==== GESPEICHERTE DATEN
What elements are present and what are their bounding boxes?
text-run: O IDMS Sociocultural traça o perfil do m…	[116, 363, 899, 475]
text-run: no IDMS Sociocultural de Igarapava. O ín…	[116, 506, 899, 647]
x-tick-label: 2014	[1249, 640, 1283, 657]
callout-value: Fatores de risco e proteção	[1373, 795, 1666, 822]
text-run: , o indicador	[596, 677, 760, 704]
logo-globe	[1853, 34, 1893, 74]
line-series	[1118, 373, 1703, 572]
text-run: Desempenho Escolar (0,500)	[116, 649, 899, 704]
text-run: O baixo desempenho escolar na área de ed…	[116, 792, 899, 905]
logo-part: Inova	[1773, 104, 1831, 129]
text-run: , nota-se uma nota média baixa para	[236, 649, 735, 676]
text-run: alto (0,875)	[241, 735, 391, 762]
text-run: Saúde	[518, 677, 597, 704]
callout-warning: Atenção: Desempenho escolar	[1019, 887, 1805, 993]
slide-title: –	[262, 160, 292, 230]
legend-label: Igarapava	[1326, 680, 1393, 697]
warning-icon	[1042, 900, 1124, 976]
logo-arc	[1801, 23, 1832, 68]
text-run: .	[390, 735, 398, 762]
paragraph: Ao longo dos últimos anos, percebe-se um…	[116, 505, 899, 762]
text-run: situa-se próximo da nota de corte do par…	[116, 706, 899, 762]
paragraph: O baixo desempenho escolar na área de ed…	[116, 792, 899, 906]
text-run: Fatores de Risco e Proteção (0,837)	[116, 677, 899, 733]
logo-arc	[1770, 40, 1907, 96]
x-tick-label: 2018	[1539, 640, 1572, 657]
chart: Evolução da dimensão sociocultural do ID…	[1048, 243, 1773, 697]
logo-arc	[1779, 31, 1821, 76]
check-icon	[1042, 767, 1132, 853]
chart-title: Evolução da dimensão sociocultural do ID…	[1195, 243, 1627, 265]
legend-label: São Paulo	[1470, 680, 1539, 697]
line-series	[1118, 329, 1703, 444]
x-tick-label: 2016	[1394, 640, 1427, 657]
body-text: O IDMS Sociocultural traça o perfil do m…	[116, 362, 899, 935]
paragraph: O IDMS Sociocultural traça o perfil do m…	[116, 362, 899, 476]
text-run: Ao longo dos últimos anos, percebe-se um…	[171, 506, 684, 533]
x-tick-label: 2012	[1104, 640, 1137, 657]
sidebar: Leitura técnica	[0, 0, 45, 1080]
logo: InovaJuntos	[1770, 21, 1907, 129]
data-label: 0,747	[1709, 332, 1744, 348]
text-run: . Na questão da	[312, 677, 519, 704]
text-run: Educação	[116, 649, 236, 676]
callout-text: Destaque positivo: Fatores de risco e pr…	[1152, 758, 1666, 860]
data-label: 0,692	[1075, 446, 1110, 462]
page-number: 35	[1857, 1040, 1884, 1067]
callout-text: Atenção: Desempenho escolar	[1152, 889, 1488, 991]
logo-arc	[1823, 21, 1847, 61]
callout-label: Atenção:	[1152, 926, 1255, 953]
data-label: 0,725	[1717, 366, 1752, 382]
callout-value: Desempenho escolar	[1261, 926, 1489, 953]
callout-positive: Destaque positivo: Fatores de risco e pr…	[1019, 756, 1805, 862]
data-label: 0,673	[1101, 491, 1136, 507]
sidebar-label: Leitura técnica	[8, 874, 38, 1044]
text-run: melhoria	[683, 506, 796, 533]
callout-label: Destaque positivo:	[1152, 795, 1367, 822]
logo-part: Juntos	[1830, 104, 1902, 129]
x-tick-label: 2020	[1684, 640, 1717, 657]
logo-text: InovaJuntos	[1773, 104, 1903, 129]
========
> [AUFGABENZIEL] Schreibe den Teil der Auflistung neu, der am Anfang beginnt und mit der Zeile endet, die "735, 398, 762]" enthält. Ersetze dabei "text-run" durch "text-span" und lass alles andere unverändert.

> [SCHRIFTLICHE ANTWORT]
What elements are present and what are their bounding boxes?
text-span: O IDMS Sociocultural traça o perfil do m…	[116, 363, 899, 475]
text-span: no IDMS Sociocultural de Igarapava. O ín…	[116, 506, 899, 647]
x-tick-label: 2014	[1249, 640, 1283, 657]
callout-value: Fatores de risco e proteção	[1373, 795, 1666, 822]
text-span: , o indicador	[596, 677, 760, 704]
logo-globe	[1853, 34, 1893, 74]
line-series	[1118, 373, 1703, 572]
text-span: Desempenho Escolar (0,500)	[116, 649, 899, 704]
text-span: O baixo desempenho escolar na área de ed…	[116, 792, 899, 905]
logo-part: Inova	[1773, 104, 1831, 129]
text-span: , nota-se uma nota média baixa para	[236, 649, 735, 676]
text-span: alto (0,875)	[241, 735, 391, 762]
text-span: Saúde	[518, 677, 597, 704]
callout-warning: Atenção: Desempenho escolar	[1019, 887, 1805, 993]
slide-title: –	[262, 160, 292, 230]
legend-label: Igarapava	[1326, 680, 1393, 697]
warning-icon	[1042, 900, 1124, 976]
logo-arc	[1801, 23, 1832, 68]
text-span: .	[390, 735, 398, 762]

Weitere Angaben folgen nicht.